(Records excerpted from a collection)
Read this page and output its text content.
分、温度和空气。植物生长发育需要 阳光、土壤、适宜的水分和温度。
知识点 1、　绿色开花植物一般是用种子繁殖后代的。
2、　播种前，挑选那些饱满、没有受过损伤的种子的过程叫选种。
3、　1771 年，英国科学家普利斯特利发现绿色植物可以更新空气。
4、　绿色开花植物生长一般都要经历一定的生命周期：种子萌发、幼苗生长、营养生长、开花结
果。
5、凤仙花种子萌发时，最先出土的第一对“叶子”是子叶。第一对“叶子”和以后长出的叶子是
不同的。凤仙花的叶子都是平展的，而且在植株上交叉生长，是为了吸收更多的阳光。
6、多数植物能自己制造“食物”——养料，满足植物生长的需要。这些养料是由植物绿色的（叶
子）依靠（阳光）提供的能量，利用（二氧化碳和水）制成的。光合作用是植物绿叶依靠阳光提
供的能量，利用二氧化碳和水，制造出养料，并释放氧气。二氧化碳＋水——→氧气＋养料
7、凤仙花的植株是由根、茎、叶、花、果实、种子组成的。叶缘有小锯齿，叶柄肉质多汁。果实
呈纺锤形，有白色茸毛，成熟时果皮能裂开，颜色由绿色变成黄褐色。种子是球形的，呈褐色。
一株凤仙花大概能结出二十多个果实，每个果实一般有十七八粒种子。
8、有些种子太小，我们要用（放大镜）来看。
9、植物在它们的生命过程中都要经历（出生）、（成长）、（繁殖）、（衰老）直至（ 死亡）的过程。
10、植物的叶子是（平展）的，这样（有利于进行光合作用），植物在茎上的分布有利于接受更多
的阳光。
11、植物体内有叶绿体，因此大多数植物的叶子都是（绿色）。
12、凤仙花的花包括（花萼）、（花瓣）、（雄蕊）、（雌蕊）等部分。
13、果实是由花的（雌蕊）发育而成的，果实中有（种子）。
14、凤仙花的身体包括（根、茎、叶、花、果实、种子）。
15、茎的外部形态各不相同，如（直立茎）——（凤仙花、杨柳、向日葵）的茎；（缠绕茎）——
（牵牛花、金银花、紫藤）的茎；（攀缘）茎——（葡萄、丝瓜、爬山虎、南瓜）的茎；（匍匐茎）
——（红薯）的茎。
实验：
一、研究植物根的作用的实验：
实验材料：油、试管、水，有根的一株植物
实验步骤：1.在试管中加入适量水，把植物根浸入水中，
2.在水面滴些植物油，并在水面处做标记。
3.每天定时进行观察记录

DIRECTIONS:
Extract the complete data, matching each line exactly.

THE ANSWER:
Read this page and output its text content.
分、温度和空气。植物生长发育需要 阳光、土壤、适宜的水分和温度。
知识点 1、　绿色开花植物一般是用种子繁殖后代的。
2、　播种前，挑选那些饱满、没有受过损伤的种子的过程叫选种。
3、　1771 年，英国科学家普利斯特利发现绿色植物可以更新空气。
4、　绿色开花植物生长一般都要经历一定的生命周期：种子萌发、幼苗生长、营养生长、开花结
果。
5、凤仙花种子萌发时，最先出土的第一对“叶子”是子叶。第一对“叶子”和以后长出的叶子是
不同的。凤仙花的叶子都是平展的，而且在植株上交叉生长，是为了吸收更多的阳光。
6、多数植物能自己制造“食物”——养料，满足植物生长的需要。这些养料是由植物绿色的（叶
子）依靠（阳光）提供的能量，利用（二氧化碳和水）制成的。光合作用是植物绿叶依靠阳光提
供的能量，利用二氧化碳和水，制造出养料，并释放氧气。二氧化碳＋水——→氧气＋养料
7、凤仙花的植株是由根、茎、叶、花、果实、种子组成的。叶缘有小锯齿，叶柄肉质多汁。果实
呈纺锤形，有白色茸毛，成熟时果皮能裂开，颜色由绿色变成黄褐色。种子是球形的，呈褐色。
一株凤仙花大概能结出二十多个果实，每个果实一般有十七八粒种子。
8、有些种子太小，我们要用（放大镜）来看。
9、植物在它们的生命过程中都要经历（出生）、（成长）、（繁殖）、（衰老）直至（ 死亡）的过程。
10、植物的叶子是（平展）的，这样（有利于进行光合作用），植物在茎上的分布有利于接受更多
的阳光。
11、植物体内有叶绿体，因此大多数植物的叶子都是（绿色）。
12、凤仙花的花包括（花萼）、（花瓣）、（雄蕊）、（雌蕊）等部分。
13、果实是由花的（雌蕊）发育而成的，果实中有（种子）。
14、凤仙花的身体包括（根、茎、叶、花、果实、种子）。
15、茎的外部形态各不相同，如（直立茎）——（凤仙花、杨柳、向日葵）的茎；（缠绕茎）——
（牵牛花、金银花、紫藤）的茎；（攀缘）茎——（葡萄、丝瓜、爬山虎、南瓜）的茎；（匍匐茎）
——（红薯）的茎。
实验：
一、研究植物根的作用的实验：
实验材料：油、试管、水，有根的一株植物
实验步骤：1.在试管中加入适量水，把植物根浸入水中，
2.在水面滴些植物油，并在水面处做标记。
3.每天定时进行观察记录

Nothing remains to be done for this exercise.